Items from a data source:
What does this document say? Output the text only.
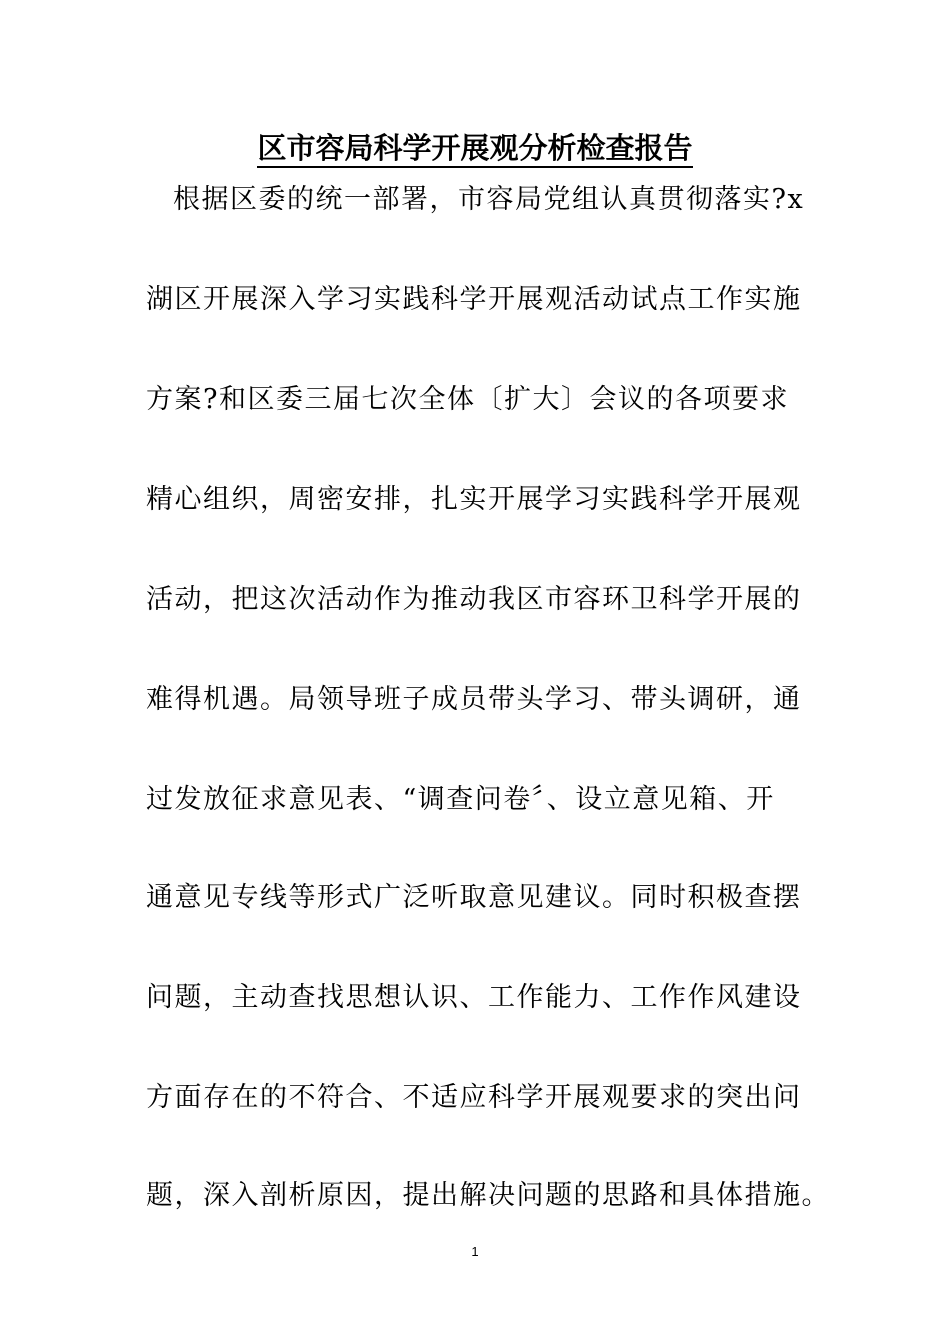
区市容局科学开展观分析检查报告
根据区委的统一部署，市容局党组认真贯彻落实?x
湖区开展深入学习实践科学开展观活动试点工作实施
方案?和区委三届七次全体〔扩大〕会议的各项要求
精心组织，周密安排，扎实开展学习实践科学开展观
活动，把这次活动作为推动我区市容环卫科学开展的
难得机遇。局领导班子成员带头学习、带头调研，通
过发放征求意见表、“调查问卷〞、设立意见箱、开
通意见专线等形式广泛听取意见建议。同时积极查摆
问题，主动查找思想认识、工作能力、工作作风建设
方面存在的不符合、不适应科学开展观要求的突出问
题，深入剖析原因，提出解决问题的思路和具体措施。
1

Exercise instructions: Transcribe each entry above exactly, apart from the pictures.

Task solution:
What does this document say? Output the text only.
区市容局科学开展观分析检查报告
根据区委的统一部署，市容局党组认真贯彻落实?x
湖区开展深入学习实践科学开展观活动试点工作实施
方案?和区委三届七次全体〔扩大〕会议的各项要求
精心组织，周密安排，扎实开展学习实践科学开展观
活动，把这次活动作为推动我区市容环卫科学开展的
难得机遇。局领导班子成员带头学习、带头调研，通
过发放征求意见表、“调查问卷〞、设立意见箱、开
通意见专线等形式广泛听取意见建议。同时积极查摆
问题，主动查找思想认识、工作能力、工作作风建设
方面存在的不符合、不适应科学开展观要求的突出问
题，深入剖析原因，提出解决问题的思路和具体措施。
1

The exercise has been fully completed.